> _Dataset records_
----------
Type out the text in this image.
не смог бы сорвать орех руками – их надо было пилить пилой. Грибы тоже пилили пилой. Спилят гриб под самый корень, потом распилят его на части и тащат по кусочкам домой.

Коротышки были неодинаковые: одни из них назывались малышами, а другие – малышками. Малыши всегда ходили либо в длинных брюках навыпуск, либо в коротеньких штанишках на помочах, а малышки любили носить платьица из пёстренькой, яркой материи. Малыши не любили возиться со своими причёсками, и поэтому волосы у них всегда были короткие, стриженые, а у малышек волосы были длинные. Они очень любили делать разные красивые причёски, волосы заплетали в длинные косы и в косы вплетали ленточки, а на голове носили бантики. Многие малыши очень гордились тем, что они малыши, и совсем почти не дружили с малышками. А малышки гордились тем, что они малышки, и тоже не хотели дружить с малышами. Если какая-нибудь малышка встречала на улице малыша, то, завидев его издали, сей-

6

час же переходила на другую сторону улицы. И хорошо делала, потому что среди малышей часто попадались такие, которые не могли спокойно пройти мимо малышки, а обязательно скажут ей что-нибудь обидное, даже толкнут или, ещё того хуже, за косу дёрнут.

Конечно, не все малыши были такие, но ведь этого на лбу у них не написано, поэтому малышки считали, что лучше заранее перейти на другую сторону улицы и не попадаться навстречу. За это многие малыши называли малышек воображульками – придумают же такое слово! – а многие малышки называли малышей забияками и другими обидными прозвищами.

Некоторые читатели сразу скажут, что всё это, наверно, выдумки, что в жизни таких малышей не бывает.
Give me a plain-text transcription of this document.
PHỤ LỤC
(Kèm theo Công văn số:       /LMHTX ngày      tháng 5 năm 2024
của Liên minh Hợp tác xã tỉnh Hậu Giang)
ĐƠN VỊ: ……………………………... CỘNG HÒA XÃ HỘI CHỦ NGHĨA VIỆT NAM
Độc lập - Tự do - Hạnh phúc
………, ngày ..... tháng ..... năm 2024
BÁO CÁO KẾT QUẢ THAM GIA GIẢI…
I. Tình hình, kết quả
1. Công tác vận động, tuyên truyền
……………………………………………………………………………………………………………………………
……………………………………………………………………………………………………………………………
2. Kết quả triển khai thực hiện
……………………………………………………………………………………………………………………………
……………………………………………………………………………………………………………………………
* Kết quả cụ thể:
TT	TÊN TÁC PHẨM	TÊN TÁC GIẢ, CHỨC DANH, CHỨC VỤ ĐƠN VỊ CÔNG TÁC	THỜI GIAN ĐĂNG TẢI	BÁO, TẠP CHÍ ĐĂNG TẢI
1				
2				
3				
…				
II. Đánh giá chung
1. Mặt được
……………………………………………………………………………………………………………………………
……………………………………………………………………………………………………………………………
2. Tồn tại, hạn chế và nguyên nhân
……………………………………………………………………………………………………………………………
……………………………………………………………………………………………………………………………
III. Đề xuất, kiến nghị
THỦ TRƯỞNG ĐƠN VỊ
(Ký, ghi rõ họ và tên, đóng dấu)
----------
> _What this task involves_
Repeat the preceding lines exactly, please, every one of them.

> _Expected answer_
Type out the text in this image.
не смог бы сорвать орех руками – их надо было пилить пилой. Грибы тоже пилили пилой. Спилят гриб под самый корень, потом распилят его на части и тащат по кусочкам домой.

Коротышки были неодинаковые: одни из них назывались малышами, а другие – малышками. Малыши всегда ходили либо в длинных брюках навыпуск, либо в коротеньких штанишках на помочах, а малышки любили носить платьица из пёстренькой, яркой материи. Малыши не любили возиться со своими причёсками, и поэтому волосы у них всегда были короткие, стриженые, а у малышек волосы были длинные. Они очень любили делать разные красивые причёски, волосы заплетали в длинные косы и в косы вплетали ленточки, а на голове носили бантики. Многие малыши очень гордились тем, что они малыши, и совсем почти не дружили с малышками. А малышки гордились тем, что они малышки, и тоже не хотели дружить с малышами. Если какая-нибудь малышка встречала на улице малыша, то, завидев его издали, сей-

6

час же переходила на другую сторону улицы. И хорошо делала, потому что среди малышей часто попадались такие, которые не могли спокойно пройти мимо малышки, а обязательно скажут ей что-нибудь обидное, даже толкнут или, ещё того хуже, за косу дёрнут.

Конечно, не все малыши были такие, но ведь этого на лбу у них не написано, поэтому малышки считали, что лучше заранее перейти на другую сторону улицы и не попадаться навстречу. За это многие малыши называли малышек воображульками – придумают же такое слово! – а многие малышки называли малышей забияками и другими обидными прозвищами.

Некоторые читатели сразу скажут, что всё это, наверно, выдумки, что в жизни таких малышей не бывает.
Give me a plain-text transcription of this document.
PHỤ LỤC
(Kèm theo Công văn số:       /LMHTX ngày      tháng 5 năm 2024
của Liên minh Hợp tác xã tỉnh Hậu Giang)
ĐƠN VỊ: ……………………………... CỘNG HÒA XÃ HỘI CHỦ NGHĨA VIỆT NAM
Độc lập - Tự do - Hạnh phúc
………, ngày ..... tháng ..... năm 2024
BÁO CÁO KẾT QUẢ THAM GIA GIẢI…
I. Tình hình, kết quả
1. Công tác vận động, tuyên truyền
……………………………………………………………………………………………………………………………
……………………………………………………………………………………………………………………………
2. Kết quả triển khai thực hiện
……………………………………………………………………………………………………………………………
……………………………………………………………………………………………………………………………
* Kết quả cụ thể:
TT	TÊN TÁC PHẨM	TÊN TÁC GIẢ, CHỨC DANH, CHỨC VỤ ĐƠN VỊ CÔNG TÁC	THỜI GIAN ĐĂNG TẢI	BÁO, TẠP CHÍ ĐĂNG TẢI
1				
2				
3				
…				
II. Đánh giá chung
1. Mặt được
……………………………………………………………………………………………………………………………
……………………………………………………………………………………………………………………………
2. Tồn tại, hạn chế và nguyên nhân
……………………………………………………………………………………………………………………………
……………………………………………………………………………………………………………………………
III. Đề xuất, kiến nghị
THỦ TRƯỞNG ĐƠN VỊ
(Ký, ghi rõ họ và tên, đóng dấu)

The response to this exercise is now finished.